*Work instructions*
Rewrite only the records from the line with "Where are 30" up to and including the line with "y-tick-label: 60 bbox=[78, 412, 92, 426]", with "y-tick-label" changed to "tick-label-y" and everything else left the same.

*Provided records*
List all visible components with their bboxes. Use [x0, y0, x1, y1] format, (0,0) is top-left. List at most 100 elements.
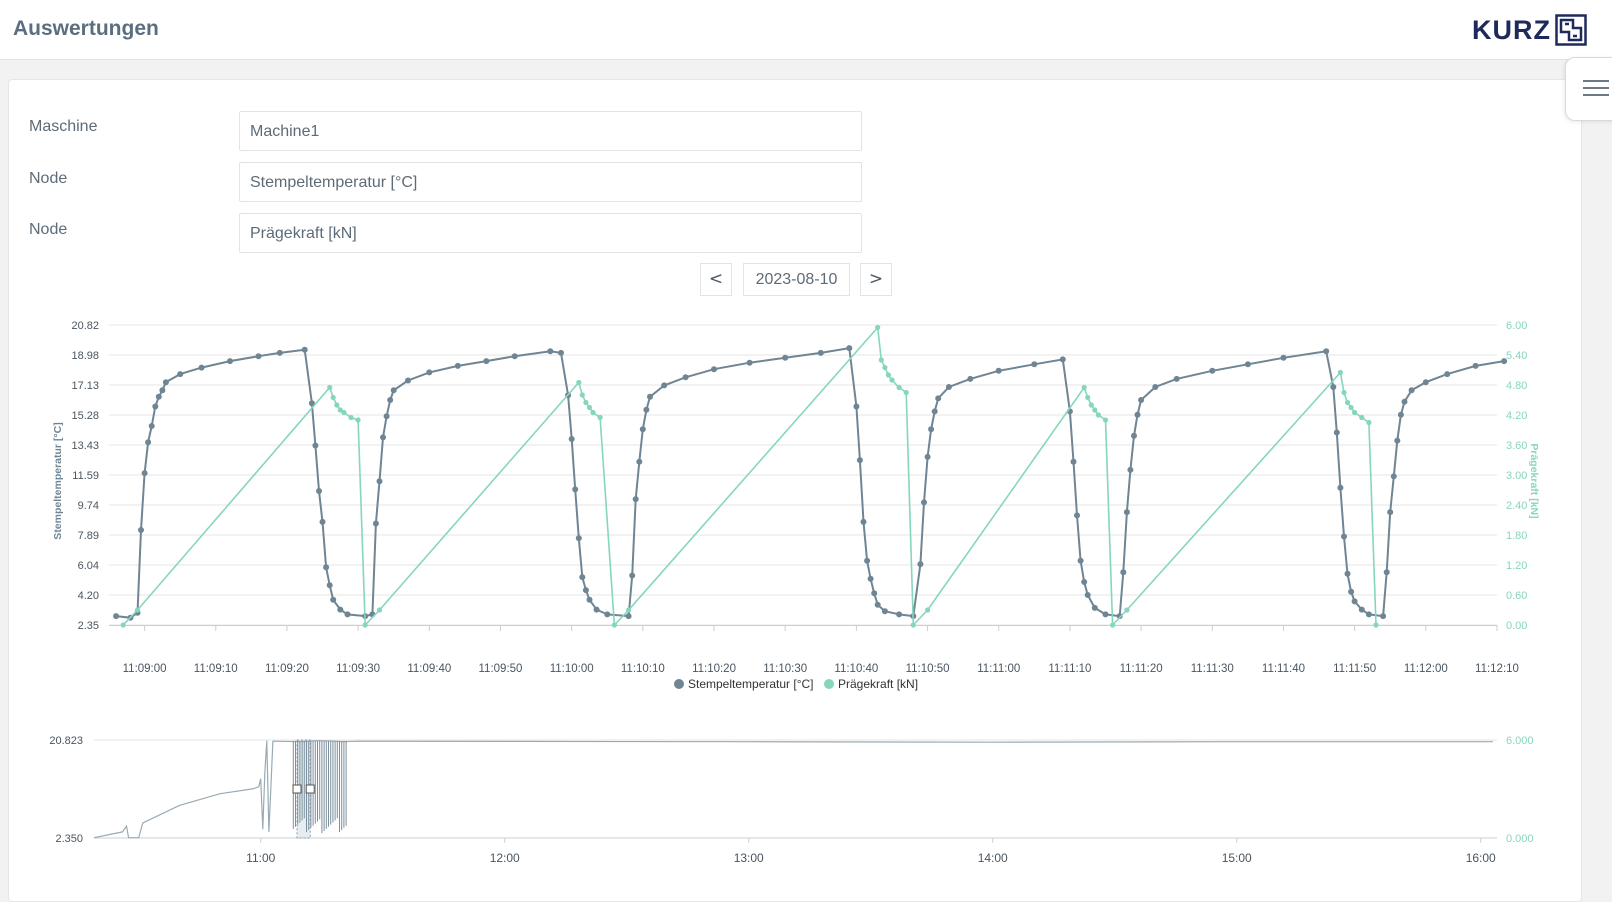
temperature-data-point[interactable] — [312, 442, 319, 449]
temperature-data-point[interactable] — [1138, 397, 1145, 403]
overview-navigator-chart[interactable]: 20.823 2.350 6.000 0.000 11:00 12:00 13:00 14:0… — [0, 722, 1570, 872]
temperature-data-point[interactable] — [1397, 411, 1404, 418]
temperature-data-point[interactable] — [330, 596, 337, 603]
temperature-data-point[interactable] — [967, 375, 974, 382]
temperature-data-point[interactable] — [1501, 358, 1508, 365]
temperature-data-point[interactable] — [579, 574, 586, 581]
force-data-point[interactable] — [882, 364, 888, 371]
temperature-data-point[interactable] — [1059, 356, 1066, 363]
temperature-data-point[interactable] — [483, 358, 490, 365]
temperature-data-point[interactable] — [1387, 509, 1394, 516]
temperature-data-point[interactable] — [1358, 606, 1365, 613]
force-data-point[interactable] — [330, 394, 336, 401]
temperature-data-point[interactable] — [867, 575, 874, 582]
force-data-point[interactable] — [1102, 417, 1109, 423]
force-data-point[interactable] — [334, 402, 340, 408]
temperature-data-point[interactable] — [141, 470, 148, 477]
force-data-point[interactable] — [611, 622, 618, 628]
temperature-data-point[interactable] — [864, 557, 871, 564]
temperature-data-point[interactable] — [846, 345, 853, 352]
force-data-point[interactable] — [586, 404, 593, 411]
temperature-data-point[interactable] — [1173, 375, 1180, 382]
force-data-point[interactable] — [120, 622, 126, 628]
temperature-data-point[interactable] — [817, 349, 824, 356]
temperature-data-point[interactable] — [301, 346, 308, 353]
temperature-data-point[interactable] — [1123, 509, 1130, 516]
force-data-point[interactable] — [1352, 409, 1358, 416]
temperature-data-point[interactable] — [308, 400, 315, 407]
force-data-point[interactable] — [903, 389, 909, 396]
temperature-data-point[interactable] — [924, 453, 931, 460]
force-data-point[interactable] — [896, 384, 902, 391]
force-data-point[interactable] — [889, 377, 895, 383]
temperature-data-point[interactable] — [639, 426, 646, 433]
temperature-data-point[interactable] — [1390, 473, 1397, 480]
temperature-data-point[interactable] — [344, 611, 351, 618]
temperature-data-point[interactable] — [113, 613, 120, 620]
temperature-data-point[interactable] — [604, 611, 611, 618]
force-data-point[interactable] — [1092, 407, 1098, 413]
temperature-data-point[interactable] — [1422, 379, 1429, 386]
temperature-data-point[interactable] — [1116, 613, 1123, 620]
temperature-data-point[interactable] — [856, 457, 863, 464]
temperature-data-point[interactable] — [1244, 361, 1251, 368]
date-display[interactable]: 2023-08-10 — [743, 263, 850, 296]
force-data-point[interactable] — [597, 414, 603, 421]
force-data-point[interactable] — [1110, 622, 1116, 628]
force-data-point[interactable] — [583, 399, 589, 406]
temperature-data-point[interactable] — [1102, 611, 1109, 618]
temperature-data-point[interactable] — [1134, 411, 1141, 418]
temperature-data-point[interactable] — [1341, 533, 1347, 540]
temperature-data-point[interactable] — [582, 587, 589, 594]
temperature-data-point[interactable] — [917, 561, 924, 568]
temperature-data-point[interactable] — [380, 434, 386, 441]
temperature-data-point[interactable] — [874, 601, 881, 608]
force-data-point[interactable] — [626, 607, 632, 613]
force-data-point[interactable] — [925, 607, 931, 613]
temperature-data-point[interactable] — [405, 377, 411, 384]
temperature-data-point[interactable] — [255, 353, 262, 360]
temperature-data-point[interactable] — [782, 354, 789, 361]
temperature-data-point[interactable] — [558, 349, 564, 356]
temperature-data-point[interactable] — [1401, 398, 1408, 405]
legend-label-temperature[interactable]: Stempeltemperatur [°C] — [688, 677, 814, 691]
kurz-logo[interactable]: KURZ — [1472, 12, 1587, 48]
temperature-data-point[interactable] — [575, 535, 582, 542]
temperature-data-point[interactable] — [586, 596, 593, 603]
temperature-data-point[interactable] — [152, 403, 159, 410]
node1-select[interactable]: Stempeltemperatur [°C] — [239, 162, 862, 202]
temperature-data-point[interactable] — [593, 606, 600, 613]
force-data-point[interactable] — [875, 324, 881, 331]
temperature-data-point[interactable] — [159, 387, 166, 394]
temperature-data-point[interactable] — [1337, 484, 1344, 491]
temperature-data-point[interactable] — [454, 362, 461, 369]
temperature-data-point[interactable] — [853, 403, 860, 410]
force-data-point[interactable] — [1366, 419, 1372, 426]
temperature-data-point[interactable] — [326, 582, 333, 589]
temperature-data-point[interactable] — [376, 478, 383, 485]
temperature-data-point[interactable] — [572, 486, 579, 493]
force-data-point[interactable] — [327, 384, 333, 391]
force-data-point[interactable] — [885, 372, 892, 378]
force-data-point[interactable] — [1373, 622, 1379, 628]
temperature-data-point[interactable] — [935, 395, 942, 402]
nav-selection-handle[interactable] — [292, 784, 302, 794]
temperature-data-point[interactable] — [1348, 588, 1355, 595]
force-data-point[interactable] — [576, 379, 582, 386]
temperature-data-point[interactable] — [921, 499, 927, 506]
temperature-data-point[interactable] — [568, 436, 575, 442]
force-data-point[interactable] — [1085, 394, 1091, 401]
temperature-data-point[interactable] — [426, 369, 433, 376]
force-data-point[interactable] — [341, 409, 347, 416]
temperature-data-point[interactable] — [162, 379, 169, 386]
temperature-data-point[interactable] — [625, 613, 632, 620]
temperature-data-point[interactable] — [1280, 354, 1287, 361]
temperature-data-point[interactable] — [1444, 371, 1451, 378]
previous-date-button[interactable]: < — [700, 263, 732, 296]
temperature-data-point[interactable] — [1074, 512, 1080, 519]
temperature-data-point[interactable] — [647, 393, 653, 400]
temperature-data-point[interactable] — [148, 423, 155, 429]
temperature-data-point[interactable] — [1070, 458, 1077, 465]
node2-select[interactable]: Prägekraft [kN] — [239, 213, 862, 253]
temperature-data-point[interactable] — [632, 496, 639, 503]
* * *
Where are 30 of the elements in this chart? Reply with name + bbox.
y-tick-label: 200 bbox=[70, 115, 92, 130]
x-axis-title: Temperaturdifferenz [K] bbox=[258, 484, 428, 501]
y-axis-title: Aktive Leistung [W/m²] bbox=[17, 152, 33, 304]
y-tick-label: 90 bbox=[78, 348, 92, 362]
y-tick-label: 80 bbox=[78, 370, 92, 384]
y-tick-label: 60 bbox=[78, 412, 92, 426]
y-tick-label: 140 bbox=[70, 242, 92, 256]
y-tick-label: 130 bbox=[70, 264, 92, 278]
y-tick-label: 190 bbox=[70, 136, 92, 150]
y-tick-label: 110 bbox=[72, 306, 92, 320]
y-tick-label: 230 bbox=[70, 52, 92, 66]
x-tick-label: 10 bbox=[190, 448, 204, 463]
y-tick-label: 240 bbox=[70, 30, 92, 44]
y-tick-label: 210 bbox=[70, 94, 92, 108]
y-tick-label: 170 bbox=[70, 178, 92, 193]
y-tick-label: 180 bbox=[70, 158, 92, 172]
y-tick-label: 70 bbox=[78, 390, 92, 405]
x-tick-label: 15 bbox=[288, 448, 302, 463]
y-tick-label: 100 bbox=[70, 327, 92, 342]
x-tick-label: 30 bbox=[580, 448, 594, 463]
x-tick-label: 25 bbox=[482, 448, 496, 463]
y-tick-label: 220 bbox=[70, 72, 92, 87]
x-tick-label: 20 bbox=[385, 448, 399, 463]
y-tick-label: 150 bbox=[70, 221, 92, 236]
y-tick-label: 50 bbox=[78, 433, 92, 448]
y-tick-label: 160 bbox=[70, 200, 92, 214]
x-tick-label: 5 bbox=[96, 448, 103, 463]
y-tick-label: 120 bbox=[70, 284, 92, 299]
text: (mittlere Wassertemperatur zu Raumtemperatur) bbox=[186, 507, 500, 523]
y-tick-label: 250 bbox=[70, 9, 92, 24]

*Solution*
Where are 30 of the elements in this chart? Reply with name + bbox.
tick-label-y: 200 bbox=[70, 115, 92, 130]
x-axis-title: Temperaturdifferenz [K] bbox=[258, 484, 428, 501]
y-axis-title: Aktive Leistung [W/m²] bbox=[17, 152, 33, 304]
tick-label-y: 90 bbox=[78, 348, 92, 362]
tick-label-y: 80 bbox=[78, 370, 92, 384]
tick-label-y: 60 bbox=[78, 412, 92, 426]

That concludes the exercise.